TASK PROMPT
Go through the listing below and gather every line with the word "opetussuunnitelman".
** Start **
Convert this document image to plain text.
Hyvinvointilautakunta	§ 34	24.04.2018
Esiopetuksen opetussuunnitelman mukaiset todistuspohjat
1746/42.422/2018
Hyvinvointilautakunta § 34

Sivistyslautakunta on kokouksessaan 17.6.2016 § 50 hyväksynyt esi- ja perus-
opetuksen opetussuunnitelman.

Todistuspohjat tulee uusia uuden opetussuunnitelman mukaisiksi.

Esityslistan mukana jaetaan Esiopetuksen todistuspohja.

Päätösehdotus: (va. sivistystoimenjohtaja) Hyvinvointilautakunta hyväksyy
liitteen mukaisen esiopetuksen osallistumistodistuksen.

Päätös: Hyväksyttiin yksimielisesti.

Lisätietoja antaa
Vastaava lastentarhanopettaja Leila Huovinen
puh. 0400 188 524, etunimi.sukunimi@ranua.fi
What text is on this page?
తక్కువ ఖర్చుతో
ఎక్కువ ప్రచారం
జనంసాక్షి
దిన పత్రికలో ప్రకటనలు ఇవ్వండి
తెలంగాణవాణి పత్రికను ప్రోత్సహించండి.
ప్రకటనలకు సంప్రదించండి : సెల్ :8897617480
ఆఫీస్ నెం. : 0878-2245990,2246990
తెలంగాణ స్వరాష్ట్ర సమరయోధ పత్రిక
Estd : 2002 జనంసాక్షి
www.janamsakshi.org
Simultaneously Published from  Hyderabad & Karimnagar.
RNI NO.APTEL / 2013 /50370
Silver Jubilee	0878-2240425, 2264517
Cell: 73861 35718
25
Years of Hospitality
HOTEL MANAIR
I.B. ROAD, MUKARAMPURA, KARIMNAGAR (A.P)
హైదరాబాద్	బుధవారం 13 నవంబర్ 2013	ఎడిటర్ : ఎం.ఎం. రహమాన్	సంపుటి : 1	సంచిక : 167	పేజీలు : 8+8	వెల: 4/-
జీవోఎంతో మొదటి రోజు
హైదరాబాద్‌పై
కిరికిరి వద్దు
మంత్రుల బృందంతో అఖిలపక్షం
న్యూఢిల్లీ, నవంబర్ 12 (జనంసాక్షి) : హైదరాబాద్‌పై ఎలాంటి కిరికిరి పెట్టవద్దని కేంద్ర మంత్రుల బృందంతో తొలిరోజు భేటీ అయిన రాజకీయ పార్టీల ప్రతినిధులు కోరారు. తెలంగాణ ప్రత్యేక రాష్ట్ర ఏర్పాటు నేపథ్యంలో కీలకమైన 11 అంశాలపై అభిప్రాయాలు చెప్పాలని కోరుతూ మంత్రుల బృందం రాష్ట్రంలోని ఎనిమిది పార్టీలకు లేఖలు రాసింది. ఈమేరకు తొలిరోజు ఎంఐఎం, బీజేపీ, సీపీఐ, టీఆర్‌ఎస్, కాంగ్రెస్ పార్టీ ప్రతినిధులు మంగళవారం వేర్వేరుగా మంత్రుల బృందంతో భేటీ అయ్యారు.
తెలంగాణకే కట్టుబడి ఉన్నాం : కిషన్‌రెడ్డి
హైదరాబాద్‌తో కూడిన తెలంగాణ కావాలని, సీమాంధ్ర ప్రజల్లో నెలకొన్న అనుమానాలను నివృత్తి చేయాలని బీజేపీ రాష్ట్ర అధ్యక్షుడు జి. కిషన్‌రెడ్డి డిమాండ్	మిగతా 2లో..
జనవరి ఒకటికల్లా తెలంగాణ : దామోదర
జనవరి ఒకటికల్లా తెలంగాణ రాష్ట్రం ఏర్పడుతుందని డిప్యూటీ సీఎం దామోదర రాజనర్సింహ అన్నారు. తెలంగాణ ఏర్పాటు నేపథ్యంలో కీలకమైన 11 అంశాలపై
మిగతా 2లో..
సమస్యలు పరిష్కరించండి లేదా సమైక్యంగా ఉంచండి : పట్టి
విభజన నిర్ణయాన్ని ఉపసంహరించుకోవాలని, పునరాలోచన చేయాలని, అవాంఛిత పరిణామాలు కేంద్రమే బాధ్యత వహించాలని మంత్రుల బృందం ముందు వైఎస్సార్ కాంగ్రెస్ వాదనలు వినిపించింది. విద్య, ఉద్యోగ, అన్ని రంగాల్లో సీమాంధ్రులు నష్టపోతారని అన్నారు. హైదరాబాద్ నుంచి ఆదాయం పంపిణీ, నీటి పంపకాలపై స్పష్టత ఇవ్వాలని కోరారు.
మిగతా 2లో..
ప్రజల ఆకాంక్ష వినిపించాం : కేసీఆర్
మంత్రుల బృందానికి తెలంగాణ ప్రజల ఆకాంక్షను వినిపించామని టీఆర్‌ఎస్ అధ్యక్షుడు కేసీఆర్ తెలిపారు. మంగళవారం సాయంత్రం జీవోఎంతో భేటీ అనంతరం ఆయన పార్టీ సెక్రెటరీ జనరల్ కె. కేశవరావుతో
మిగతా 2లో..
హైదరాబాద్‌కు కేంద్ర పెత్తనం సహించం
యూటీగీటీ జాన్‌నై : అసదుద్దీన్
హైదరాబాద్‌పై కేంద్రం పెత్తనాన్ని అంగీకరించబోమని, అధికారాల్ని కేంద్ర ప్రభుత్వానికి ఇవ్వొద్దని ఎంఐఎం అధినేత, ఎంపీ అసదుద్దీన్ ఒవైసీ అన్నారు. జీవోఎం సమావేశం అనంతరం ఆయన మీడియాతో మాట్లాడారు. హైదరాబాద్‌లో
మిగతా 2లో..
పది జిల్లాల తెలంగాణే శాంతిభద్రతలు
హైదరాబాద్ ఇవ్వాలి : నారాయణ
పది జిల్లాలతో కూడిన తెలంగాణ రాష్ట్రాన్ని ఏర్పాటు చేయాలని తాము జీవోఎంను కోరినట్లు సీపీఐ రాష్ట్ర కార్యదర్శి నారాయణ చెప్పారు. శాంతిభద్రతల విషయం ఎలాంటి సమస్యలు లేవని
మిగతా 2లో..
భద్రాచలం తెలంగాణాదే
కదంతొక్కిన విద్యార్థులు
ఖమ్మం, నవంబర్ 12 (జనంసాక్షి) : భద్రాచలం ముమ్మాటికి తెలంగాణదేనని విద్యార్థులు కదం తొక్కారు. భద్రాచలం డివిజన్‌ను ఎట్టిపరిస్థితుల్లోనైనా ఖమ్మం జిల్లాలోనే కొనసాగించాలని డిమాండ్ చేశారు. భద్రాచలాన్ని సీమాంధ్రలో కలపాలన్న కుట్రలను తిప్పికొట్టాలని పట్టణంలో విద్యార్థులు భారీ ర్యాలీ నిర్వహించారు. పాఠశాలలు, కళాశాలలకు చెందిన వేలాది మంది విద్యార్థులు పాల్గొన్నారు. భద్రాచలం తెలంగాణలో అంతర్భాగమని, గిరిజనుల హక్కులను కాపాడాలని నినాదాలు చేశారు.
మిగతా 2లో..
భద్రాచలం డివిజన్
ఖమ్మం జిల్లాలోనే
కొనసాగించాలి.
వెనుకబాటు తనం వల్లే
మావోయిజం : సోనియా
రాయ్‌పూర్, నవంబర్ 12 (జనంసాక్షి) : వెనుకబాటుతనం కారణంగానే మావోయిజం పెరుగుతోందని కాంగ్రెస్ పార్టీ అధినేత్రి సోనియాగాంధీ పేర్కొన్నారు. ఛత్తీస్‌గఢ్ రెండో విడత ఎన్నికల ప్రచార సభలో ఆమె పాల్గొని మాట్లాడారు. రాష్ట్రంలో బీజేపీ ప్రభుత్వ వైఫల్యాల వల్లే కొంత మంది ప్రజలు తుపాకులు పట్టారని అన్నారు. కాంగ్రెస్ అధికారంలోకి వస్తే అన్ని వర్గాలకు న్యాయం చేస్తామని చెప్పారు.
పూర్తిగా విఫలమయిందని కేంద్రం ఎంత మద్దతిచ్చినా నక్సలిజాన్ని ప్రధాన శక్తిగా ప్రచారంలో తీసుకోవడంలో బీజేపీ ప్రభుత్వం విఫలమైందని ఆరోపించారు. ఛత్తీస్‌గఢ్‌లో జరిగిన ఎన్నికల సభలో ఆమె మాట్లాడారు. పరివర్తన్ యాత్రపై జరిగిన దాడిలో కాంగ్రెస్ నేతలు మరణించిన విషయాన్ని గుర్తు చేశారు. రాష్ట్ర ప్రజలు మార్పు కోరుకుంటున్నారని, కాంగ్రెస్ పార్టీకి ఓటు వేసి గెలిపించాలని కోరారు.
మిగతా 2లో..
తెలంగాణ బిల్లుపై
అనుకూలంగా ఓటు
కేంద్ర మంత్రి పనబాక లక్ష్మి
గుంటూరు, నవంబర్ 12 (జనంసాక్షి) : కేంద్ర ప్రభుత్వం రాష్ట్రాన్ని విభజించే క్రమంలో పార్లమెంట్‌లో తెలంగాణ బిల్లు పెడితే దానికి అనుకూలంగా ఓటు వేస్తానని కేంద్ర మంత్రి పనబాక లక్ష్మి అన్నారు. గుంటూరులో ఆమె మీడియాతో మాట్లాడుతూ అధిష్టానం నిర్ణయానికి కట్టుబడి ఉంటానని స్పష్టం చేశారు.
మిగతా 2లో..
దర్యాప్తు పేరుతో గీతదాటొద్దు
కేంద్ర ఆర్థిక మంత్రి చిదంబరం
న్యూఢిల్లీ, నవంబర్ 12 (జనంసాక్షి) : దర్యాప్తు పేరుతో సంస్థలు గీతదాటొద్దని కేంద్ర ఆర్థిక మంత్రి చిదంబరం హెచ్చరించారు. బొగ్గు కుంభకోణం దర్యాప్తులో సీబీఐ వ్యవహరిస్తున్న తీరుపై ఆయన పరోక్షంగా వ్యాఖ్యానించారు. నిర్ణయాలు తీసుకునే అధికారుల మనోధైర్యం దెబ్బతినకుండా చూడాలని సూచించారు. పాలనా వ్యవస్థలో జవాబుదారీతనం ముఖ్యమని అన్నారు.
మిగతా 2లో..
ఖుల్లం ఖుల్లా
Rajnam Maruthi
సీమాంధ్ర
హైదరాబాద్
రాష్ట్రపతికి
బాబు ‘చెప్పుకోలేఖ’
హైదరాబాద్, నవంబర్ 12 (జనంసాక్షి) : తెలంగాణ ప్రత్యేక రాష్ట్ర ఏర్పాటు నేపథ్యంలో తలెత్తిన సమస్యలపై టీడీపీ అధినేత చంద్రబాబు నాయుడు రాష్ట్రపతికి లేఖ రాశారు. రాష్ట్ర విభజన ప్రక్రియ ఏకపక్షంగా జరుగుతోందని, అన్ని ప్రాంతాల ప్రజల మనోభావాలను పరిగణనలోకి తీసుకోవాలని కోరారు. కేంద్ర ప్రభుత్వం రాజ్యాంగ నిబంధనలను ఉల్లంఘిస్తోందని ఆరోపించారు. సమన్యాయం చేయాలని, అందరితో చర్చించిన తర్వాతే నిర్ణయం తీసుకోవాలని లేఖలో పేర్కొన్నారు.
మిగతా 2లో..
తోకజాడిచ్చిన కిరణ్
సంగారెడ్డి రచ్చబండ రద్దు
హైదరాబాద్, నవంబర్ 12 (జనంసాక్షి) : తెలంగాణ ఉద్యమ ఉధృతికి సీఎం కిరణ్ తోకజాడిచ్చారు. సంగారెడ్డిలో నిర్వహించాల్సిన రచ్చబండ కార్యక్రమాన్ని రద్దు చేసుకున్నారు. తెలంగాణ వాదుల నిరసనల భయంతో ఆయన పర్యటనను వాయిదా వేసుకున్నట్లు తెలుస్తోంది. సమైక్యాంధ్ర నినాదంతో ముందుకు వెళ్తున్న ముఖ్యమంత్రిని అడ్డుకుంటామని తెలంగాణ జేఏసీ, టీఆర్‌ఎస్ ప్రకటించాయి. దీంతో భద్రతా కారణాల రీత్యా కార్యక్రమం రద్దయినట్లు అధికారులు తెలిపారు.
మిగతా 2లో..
** End **
SOLUTION TO THIS TASK
Esiopetuksen opetussuunnitelman mukaiset todistuspohjat
opetuksen opetussuunnitelman.
Todistuspohjat tulee uusia uuden opetussuunnitelman mukaisiksi.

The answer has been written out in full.